**TASK DIRECTIONS:**
Output the data word for word, dropping every image.

[START DATASET EXCERPTS]

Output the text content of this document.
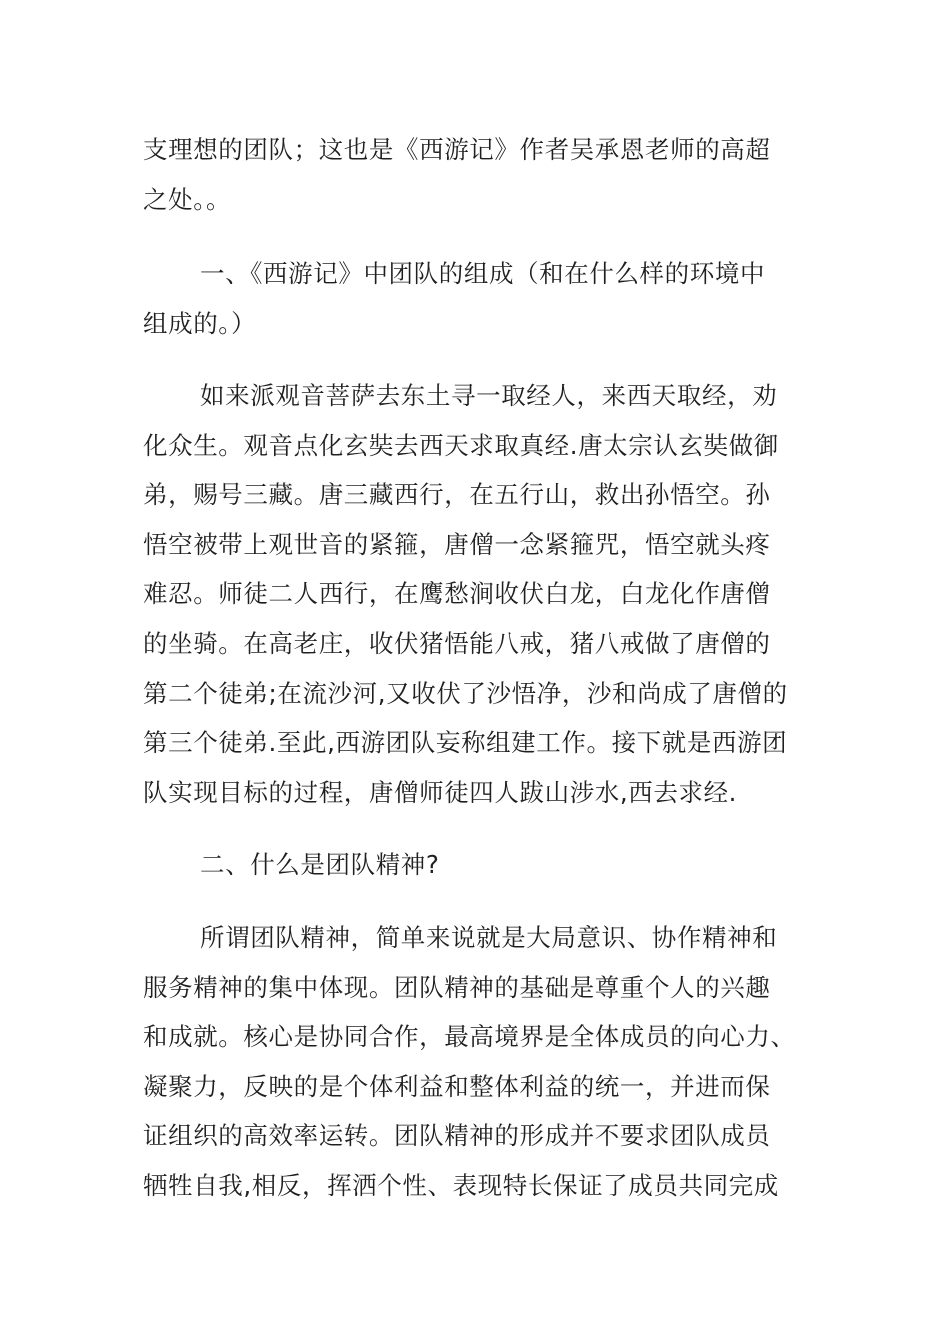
支理想的团队；这也是《西游记》作者吴承恩老师的高超
之处。。

一、《西游记》中团队的组成（和在什么样的环境中
组成的。）

如来派观音菩萨去东土寻一取经人，来西天取经，劝
化众生。观音点化玄奘去西天求取真经.唐太宗认玄奘做御
弟，赐号三藏。唐三藏西行，在五行山，救出孙悟空。孙
悟空被带上观世音的紧箍，唐僧一念紧箍咒，悟空就头疼
难忍。师徒二人西行，在鹰愁涧收伏白龙，白龙化作唐僧
的坐骑。在高老庄，收伏猪悟能八戒，猪八戒做了唐僧的
第二个徒弟;在流沙河,又收伏了沙悟净，沙和尚成了唐僧的
第三个徒弟.至此,西游团队妄称组建工作。接下就是西游团
队实现目标的过程，唐僧师徒四人跋山涉水,西去求经.

二、什么是团队精神?

所谓团队精神，简单来说就是大局意识、协作精神和
服务精神的集中体现。团队精神的基础是尊重个人的兴趣
和成就。核心是协同合作，最高境界是全体成员的向心力、
凝聚力，反映的是个体利益和整体利益的统一，并进而保
证组织的高效率运转。团队精神的形成并不要求团队成员
牺牲自我,相反，挥洒个性、表现特长保证了成员共同完成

[END DATASET EXCERPTS]

**FULL RESPONSE:**
Output the text content of this document.
支理想的团队；这也是《西游记》作者吴承恩老师的高超
之处。。

一、《西游记》中团队的组成（和在什么样的环境中
组成的。）

如来派观音菩萨去东土寻一取经人，来西天取经，劝
化众生。观音点化玄奘去西天求取真经.唐太宗认玄奘做御
弟，赐号三藏。唐三藏西行，在五行山，救出孙悟空。孙
悟空被带上观世音的紧箍，唐僧一念紧箍咒，悟空就头疼
难忍。师徒二人西行，在鹰愁涧收伏白龙，白龙化作唐僧
的坐骑。在高老庄，收伏猪悟能八戒，猪八戒做了唐僧的
第二个徒弟;在流沙河,又收伏了沙悟净，沙和尚成了唐僧的
第三个徒弟.至此,西游团队妄称组建工作。接下就是西游团
队实现目标的过程，唐僧师徒四人跋山涉水,西去求经.

二、什么是团队精神?

所谓团队精神，简单来说就是大局意识、协作精神和
服务精神的集中体现。团队精神的基础是尊重个人的兴趣
和成就。核心是协同合作，最高境界是全体成员的向心力、
凝聚力，反映的是个体利益和整体利益的统一，并进而保
证组织的高效率运转。团队精神的形成并不要求团队成员
牺牲自我,相反，挥洒个性、表现特长保证了成员共同完成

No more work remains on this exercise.